Extract each line holding the word "Burn" from the entries.

__Records for this task__
☆ ☆ ☆

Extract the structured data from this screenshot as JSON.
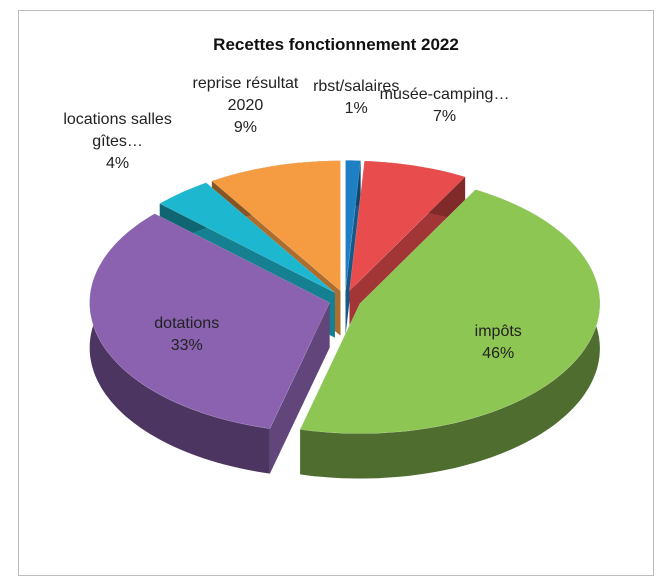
{
  "chart_data": {
    "type": "pie3d",
    "title": "Recettes fonctionnement 2022",
    "categories": [
      "rbst/salaires",
      "musée-camping…",
      "impôts",
      "dotations",
      "locations salles gîtes…",
      "reprise résultat 2020"
    ],
    "values": [
      1,
      7,
      46,
      33,
      4,
      9
    ],
    "value_labels": [
      "1%",
      "7%",
      "46%",
      "33%",
      "4%",
      "9%"
    ],
    "colors": [
      "#1f7fc4",
      "#e84c4c",
      "#8dc653",
      "#8a62b0",
      "#1db7d0",
      "#f59b42"
    ]
  }
}
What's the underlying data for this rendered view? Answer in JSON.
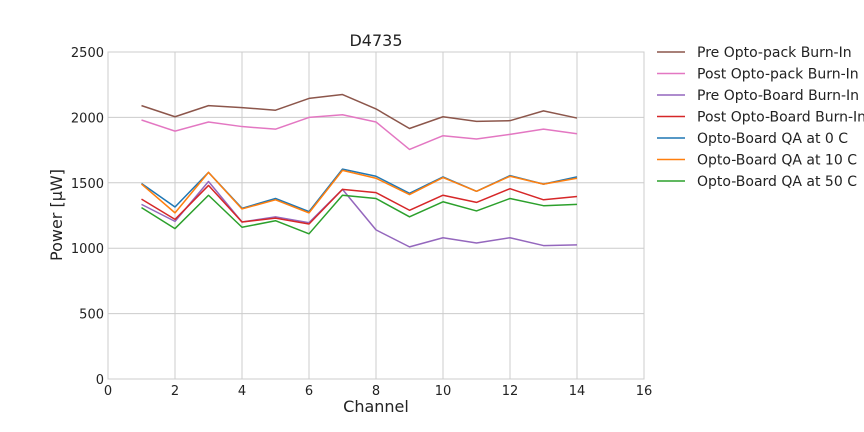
{
  "chart_data": {
    "type": "line",
    "title": "D4735",
    "xlabel": "Channel",
    "ylabel": "Power [μW]",
    "xlim": [
      0,
      16
    ],
    "ylim": [
      0,
      2500
    ],
    "xticks": [
      0,
      2,
      4,
      6,
      8,
      10,
      12,
      14,
      16
    ],
    "yticks": [
      0,
      500,
      1000,
      1500,
      2000,
      2500
    ],
    "grid": true,
    "legend_position": "outside-right",
    "x": [
      1,
      2,
      3,
      4,
      5,
      6,
      7,
      8,
      9,
      10,
      11,
      12,
      13,
      14
    ],
    "series": [
      {
        "name": "Pre Opto-pack Burn-In",
        "color": "#8c564b",
        "values": [
          2090,
          2005,
          2090,
          2075,
          2055,
          2145,
          2175,
          2065,
          1915,
          2005,
          1970,
          1975,
          2050,
          1995
        ]
      },
      {
        "name": "Post Opto-pack Burn-In",
        "color": "#e377c2",
        "values": [
          1980,
          1895,
          1965,
          1930,
          1910,
          2000,
          2020,
          1965,
          1755,
          1860,
          1835,
          1870,
          1910,
          1875
        ]
      },
      {
        "name": "Pre Opto-Board Burn-In",
        "color": "#9467bd",
        "values": [
          1335,
          1205,
          1510,
          1200,
          1240,
          1195,
          1450,
          1140,
          1010,
          1080,
          1040,
          1080,
          1020,
          1025
        ]
      },
      {
        "name": "Post Opto-Board Burn-In",
        "color": "#d62728",
        "values": [
          1375,
          1220,
          1480,
          1200,
          1230,
          1185,
          1450,
          1425,
          1290,
          1405,
          1350,
          1455,
          1370,
          1395
        ]
      },
      {
        "name": "Opto-Board QA at 0 C",
        "color": "#1f77b4",
        "values": [
          1495,
          1315,
          1580,
          1305,
          1380,
          1280,
          1605,
          1550,
          1420,
          1545,
          1435,
          1555,
          1490,
          1545
        ]
      },
      {
        "name": "Opto-Board QA at 10 C",
        "color": "#ff7f0e",
        "values": [
          1490,
          1270,
          1580,
          1300,
          1370,
          1270,
          1595,
          1535,
          1410,
          1540,
          1435,
          1550,
          1490,
          1535
        ]
      },
      {
        "name": "Opto-Board QA at 50 C",
        "color": "#2ca02c",
        "values": [
          1310,
          1150,
          1405,
          1160,
          1210,
          1110,
          1405,
          1380,
          1240,
          1355,
          1285,
          1380,
          1325,
          1335
        ]
      }
    ]
  }
}
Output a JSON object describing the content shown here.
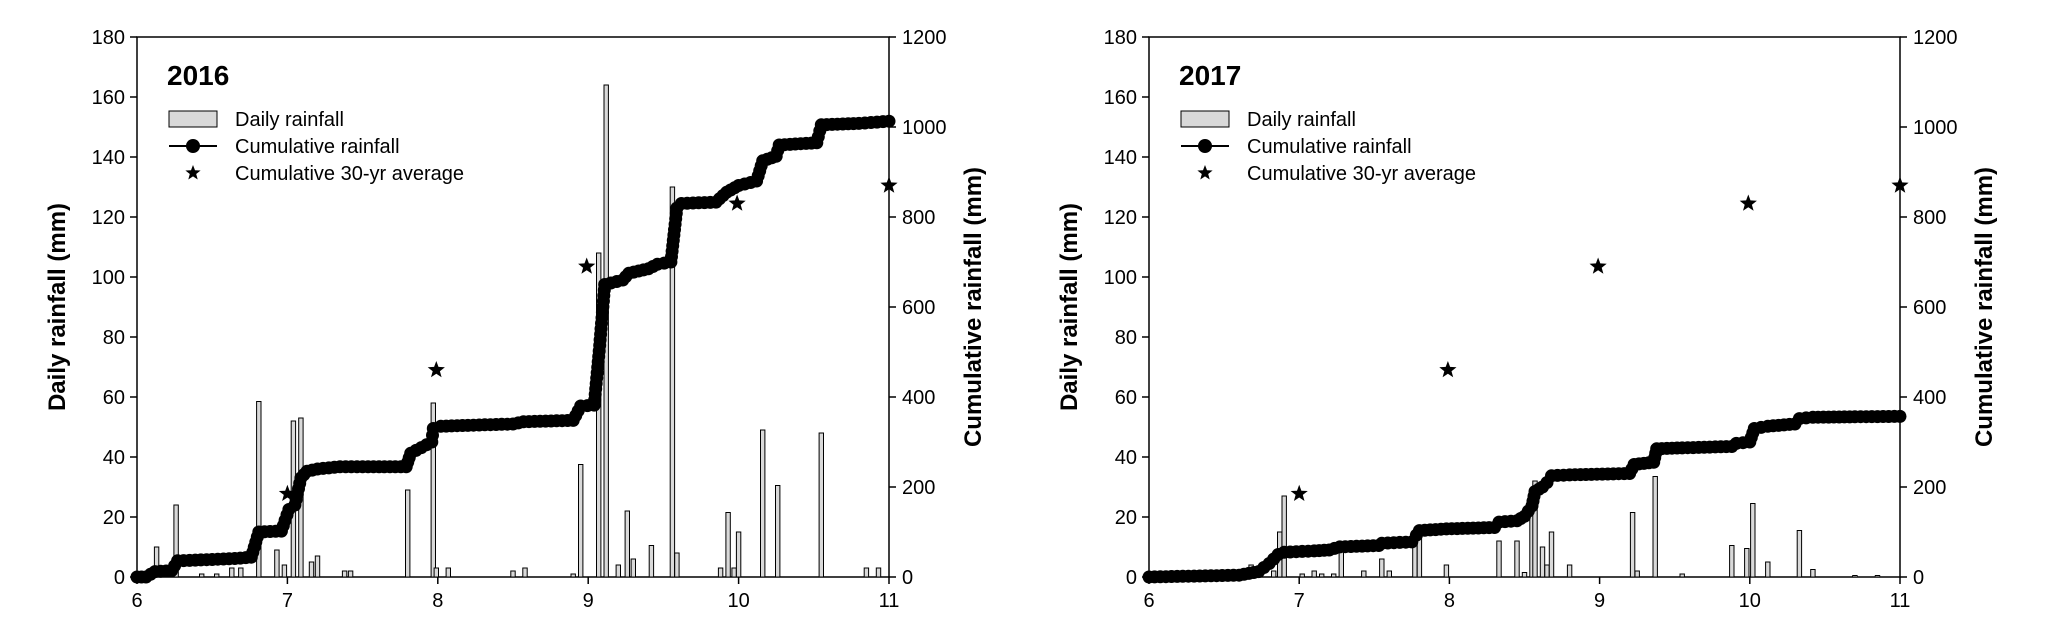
{
  "chart_data": [
    {
      "type": "bar+line+scatter",
      "panel_label": "2016",
      "x_label": "",
      "y_left_label": "Daily rainfall (mm)",
      "y_right_label": "Cumulative rainfall (mm)",
      "x_range": [
        6,
        11
      ],
      "x_ticks": [
        "6",
        "7",
        "8",
        "9",
        "10",
        "11"
      ],
      "y_left_range": [
        0,
        180
      ],
      "y_left_ticks": [
        "0",
        "20",
        "40",
        "60",
        "80",
        "100",
        "120",
        "140",
        "160",
        "180"
      ],
      "y_right_range": [
        0,
        1200
      ],
      "y_right_ticks": [
        "0",
        "200",
        "400",
        "600",
        "800",
        "1000",
        "1200"
      ],
      "legend": {
        "position": "top-left",
        "daily": "Daily rainfall",
        "cumulative": "Cumulative rainfall",
        "average": "Cumulative 30-yr average"
      },
      "daily_rainfall": [
        [
          6.13,
          10
        ],
        [
          6.26,
          24
        ],
        [
          6.43,
          1
        ],
        [
          6.53,
          1
        ],
        [
          6.63,
          3
        ],
        [
          6.69,
          3
        ],
        [
          6.81,
          58.5
        ],
        [
          6.93,
          9
        ],
        [
          6.98,
          4
        ],
        [
          7.04,
          52
        ],
        [
          7.09,
          53
        ],
        [
          7.16,
          5
        ],
        [
          7.2,
          7
        ],
        [
          7.38,
          2
        ],
        [
          7.42,
          2
        ],
        [
          7.8,
          29
        ],
        [
          7.97,
          58
        ],
        [
          7.99,
          3
        ],
        [
          8.07,
          3
        ],
        [
          8.5,
          2
        ],
        [
          8.58,
          3
        ],
        [
          8.9,
          1
        ],
        [
          8.95,
          37.5
        ],
        [
          9.07,
          108
        ],
        [
          9.12,
          164
        ],
        [
          9.2,
          4
        ],
        [
          9.26,
          22
        ],
        [
          9.3,
          6
        ],
        [
          9.42,
          10.5
        ],
        [
          9.56,
          130
        ],
        [
          9.59,
          8
        ],
        [
          9.88,
          3
        ],
        [
          9.93,
          21.5
        ],
        [
          9.97,
          3
        ],
        [
          10.0,
          15
        ],
        [
          10.16,
          49
        ],
        [
          10.26,
          30.5
        ],
        [
          10.55,
          48
        ],
        [
          10.85,
          3
        ],
        [
          10.93,
          3
        ]
      ],
      "cumulative_rainfall": [
        [
          6.0,
          0
        ],
        [
          6.06,
          0
        ],
        [
          6.12,
          12
        ],
        [
          6.23,
          14
        ],
        [
          6.27,
          36
        ],
        [
          6.35,
          37
        ],
        [
          6.5,
          39
        ],
        [
          6.65,
          41
        ],
        [
          6.76,
          44
        ],
        [
          6.81,
          100
        ],
        [
          6.96,
          102
        ],
        [
          7.01,
          150
        ],
        [
          7.05,
          160
        ],
        [
          7.09,
          220
        ],
        [
          7.13,
          235
        ],
        [
          7.2,
          240
        ],
        [
          7.35,
          245
        ],
        [
          7.5,
          245
        ],
        [
          7.79,
          245
        ],
        [
          7.82,
          275
        ],
        [
          7.96,
          300
        ],
        [
          7.97,
          330
        ],
        [
          8.02,
          335
        ],
        [
          8.2,
          337
        ],
        [
          8.5,
          340
        ],
        [
          8.57,
          345
        ],
        [
          8.9,
          348
        ],
        [
          8.95,
          380
        ],
        [
          9.04,
          382
        ],
        [
          9.07,
          490
        ],
        [
          9.11,
          650
        ],
        [
          9.23,
          660
        ],
        [
          9.27,
          675
        ],
        [
          9.4,
          685
        ],
        [
          9.46,
          695
        ],
        [
          9.55,
          700
        ],
        [
          9.59,
          820
        ],
        [
          9.62,
          830
        ],
        [
          9.85,
          833
        ],
        [
          9.92,
          855
        ],
        [
          10.0,
          870
        ],
        [
          10.12,
          880
        ],
        [
          10.16,
          925
        ],
        [
          10.25,
          935
        ],
        [
          10.27,
          960
        ],
        [
          10.52,
          965
        ],
        [
          10.55,
          1005
        ],
        [
          10.8,
          1008
        ],
        [
          11.0,
          1013
        ]
      ],
      "cumulative_30yr_average": [
        [
          7.0,
          185
        ],
        [
          7.99,
          460
        ],
        [
          8.99,
          690
        ],
        [
          9.99,
          830
        ],
        [
          11.0,
          870
        ]
      ]
    },
    {
      "type": "bar+line+scatter",
      "panel_label": "2017",
      "x_label": "",
      "y_left_label": "Daily rainfall (mm)",
      "y_right_label": "Cumulative rainfall (mm)",
      "x_range": [
        6,
        11
      ],
      "x_ticks": [
        "6",
        "7",
        "8",
        "9",
        "10",
        "11"
      ],
      "y_left_range": [
        0,
        180
      ],
      "y_left_ticks": [
        "0",
        "20",
        "40",
        "60",
        "80",
        "100",
        "120",
        "140",
        "160",
        "180"
      ],
      "y_right_range": [
        0,
        1200
      ],
      "y_right_ticks": [
        "0",
        "200",
        "400",
        "600",
        "800",
        "1000",
        "1200"
      ],
      "legend": {
        "position": "top-left",
        "daily": "Daily rainfall",
        "cumulative": "Cumulative rainfall",
        "average": "Cumulative 30-yr average"
      },
      "daily_rainfall": [
        [
          6.68,
          4
        ],
        [
          6.83,
          2
        ],
        [
          6.87,
          15
        ],
        [
          6.9,
          27
        ],
        [
          7.02,
          1
        ],
        [
          7.1,
          2
        ],
        [
          7.15,
          1
        ],
        [
          7.23,
          1
        ],
        [
          7.28,
          9
        ],
        [
          7.43,
          2
        ],
        [
          7.55,
          6
        ],
        [
          7.6,
          2
        ],
        [
          7.77,
          14
        ],
        [
          7.8,
          15
        ],
        [
          7.98,
          4
        ],
        [
          8.33,
          12
        ],
        [
          8.45,
          12
        ],
        [
          8.5,
          1.5
        ],
        [
          8.55,
          22
        ],
        [
          8.57,
          32
        ],
        [
          8.62,
          10
        ],
        [
          8.65,
          4
        ],
        [
          8.68,
          15
        ],
        [
          8.8,
          4
        ],
        [
          9.22,
          21.5
        ],
        [
          9.25,
          2
        ],
        [
          9.37,
          33.5
        ],
        [
          9.55,
          1
        ],
        [
          9.88,
          10.5
        ],
        [
          9.98,
          9.5
        ],
        [
          10.02,
          24.5
        ],
        [
          10.12,
          5
        ],
        [
          10.33,
          15.5
        ],
        [
          10.42,
          2.5
        ],
        [
          10.7,
          0.5
        ],
        [
          10.85,
          0.5
        ]
      ],
      "cumulative_rainfall": [
        [
          6.0,
          0
        ],
        [
          6.3,
          2
        ],
        [
          6.6,
          4
        ],
        [
          6.73,
          12
        ],
        [
          6.8,
          30
        ],
        [
          6.86,
          50
        ],
        [
          6.9,
          55
        ],
        [
          7.1,
          58
        ],
        [
          7.2,
          60
        ],
        [
          7.27,
          67
        ],
        [
          7.53,
          70
        ],
        [
          7.55,
          75
        ],
        [
          7.75,
          78
        ],
        [
          7.78,
          93
        ],
        [
          7.8,
          103
        ],
        [
          7.98,
          107
        ],
        [
          8.3,
          110
        ],
        [
          8.33,
          122
        ],
        [
          8.45,
          125
        ],
        [
          8.5,
          135
        ],
        [
          8.55,
          158
        ],
        [
          8.57,
          190
        ],
        [
          8.62,
          200
        ],
        [
          8.65,
          210
        ],
        [
          8.68,
          225
        ],
        [
          8.8,
          227
        ],
        [
          9.2,
          230
        ],
        [
          9.23,
          250
        ],
        [
          9.36,
          255
        ],
        [
          9.38,
          285
        ],
        [
          9.55,
          287
        ],
        [
          9.88,
          290
        ],
        [
          9.91,
          297
        ],
        [
          10.0,
          300
        ],
        [
          10.03,
          330
        ],
        [
          10.12,
          335
        ],
        [
          10.3,
          340
        ],
        [
          10.33,
          352
        ],
        [
          10.42,
          355
        ],
        [
          10.7,
          356
        ],
        [
          11.0,
          357
        ]
      ],
      "cumulative_30yr_average": [
        [
          7.0,
          185
        ],
        [
          7.99,
          460
        ],
        [
          8.99,
          690
        ],
        [
          9.99,
          830
        ],
        [
          11.0,
          870
        ]
      ]
    }
  ]
}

☆ ☆ ☆

__Exercise response__
        "name": "Pre Opto-pack Burn-In",
        "name": "Post Opto-pack Burn-In",
        "name": "Pre Opto-Board Burn-In",
        "name": "Post Opto-Board Burn-In",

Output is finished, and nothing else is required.